(Extracts from a graphics dataset)

━━━━━━

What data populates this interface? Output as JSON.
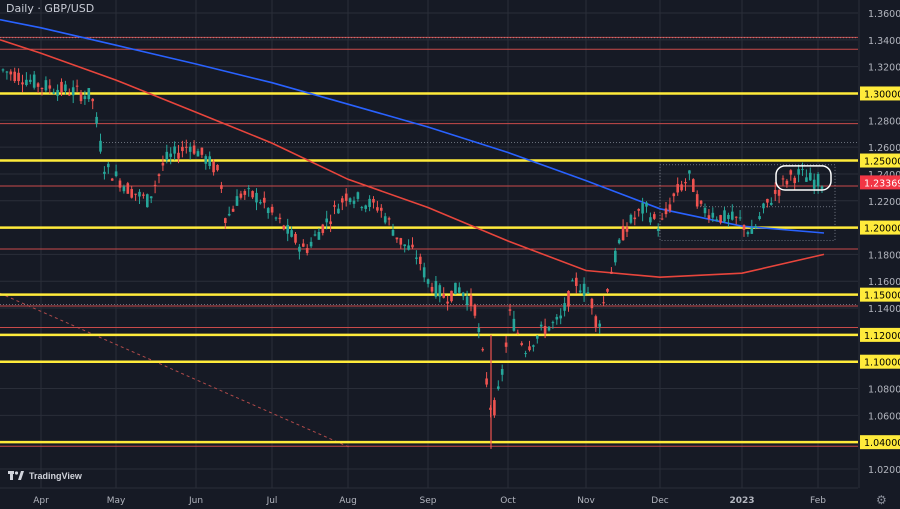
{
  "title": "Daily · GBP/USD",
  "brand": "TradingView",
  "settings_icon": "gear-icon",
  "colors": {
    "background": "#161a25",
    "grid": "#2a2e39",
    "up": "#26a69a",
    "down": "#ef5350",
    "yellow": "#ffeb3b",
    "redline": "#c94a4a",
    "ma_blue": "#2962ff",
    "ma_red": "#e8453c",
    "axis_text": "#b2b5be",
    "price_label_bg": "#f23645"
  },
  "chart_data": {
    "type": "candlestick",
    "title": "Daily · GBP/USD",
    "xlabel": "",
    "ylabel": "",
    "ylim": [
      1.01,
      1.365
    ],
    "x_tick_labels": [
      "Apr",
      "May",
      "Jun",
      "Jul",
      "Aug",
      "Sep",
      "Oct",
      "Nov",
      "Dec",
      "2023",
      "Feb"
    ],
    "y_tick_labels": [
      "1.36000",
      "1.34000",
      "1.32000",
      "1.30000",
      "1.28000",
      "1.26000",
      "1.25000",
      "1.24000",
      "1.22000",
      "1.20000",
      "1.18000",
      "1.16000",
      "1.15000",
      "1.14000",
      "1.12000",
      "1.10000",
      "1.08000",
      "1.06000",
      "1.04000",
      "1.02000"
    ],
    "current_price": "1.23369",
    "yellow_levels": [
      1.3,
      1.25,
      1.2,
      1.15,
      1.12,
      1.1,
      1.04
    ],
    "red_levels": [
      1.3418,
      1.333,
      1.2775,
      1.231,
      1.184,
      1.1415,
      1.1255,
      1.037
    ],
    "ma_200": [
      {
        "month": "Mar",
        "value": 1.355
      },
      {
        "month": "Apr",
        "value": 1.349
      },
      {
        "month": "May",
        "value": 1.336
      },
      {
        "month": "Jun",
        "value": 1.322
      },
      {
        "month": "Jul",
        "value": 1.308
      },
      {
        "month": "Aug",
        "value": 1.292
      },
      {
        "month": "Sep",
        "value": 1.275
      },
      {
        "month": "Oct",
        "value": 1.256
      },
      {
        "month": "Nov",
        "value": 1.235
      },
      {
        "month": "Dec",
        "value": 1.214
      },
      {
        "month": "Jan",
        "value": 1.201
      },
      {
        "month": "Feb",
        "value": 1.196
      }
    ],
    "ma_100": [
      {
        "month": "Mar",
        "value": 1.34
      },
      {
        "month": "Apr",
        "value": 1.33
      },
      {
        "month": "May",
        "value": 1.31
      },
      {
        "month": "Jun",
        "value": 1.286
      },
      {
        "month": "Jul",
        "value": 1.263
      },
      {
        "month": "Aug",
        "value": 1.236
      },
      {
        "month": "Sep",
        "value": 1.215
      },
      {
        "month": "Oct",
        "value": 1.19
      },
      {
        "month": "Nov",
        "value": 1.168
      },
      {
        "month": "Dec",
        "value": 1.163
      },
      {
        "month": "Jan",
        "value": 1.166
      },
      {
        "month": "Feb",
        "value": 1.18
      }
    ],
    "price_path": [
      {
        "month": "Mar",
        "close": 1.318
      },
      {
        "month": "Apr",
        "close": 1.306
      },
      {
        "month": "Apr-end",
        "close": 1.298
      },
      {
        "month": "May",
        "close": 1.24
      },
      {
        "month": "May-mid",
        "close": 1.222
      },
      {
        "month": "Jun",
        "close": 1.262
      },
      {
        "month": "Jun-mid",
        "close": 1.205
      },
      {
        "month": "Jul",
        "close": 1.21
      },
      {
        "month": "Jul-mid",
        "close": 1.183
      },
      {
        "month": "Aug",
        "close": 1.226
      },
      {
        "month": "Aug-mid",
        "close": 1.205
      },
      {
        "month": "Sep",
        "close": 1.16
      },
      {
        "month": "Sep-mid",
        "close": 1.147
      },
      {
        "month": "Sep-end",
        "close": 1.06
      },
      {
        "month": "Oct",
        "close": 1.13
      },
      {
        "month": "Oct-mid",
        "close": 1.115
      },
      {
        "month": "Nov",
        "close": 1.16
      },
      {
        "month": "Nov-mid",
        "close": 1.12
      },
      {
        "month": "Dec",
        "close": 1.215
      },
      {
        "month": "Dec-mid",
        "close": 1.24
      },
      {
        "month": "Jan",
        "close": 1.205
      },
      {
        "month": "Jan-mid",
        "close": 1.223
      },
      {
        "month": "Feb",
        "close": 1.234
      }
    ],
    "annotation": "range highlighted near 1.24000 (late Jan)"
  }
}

━━━━━━

• [Task directions]:
Gather every line from the listing above in which "Daily" appears, and copy those lines.

• [Written response]:
  "title": "Daily · GBP/USD",
    "title": "Daily · GBP/USD",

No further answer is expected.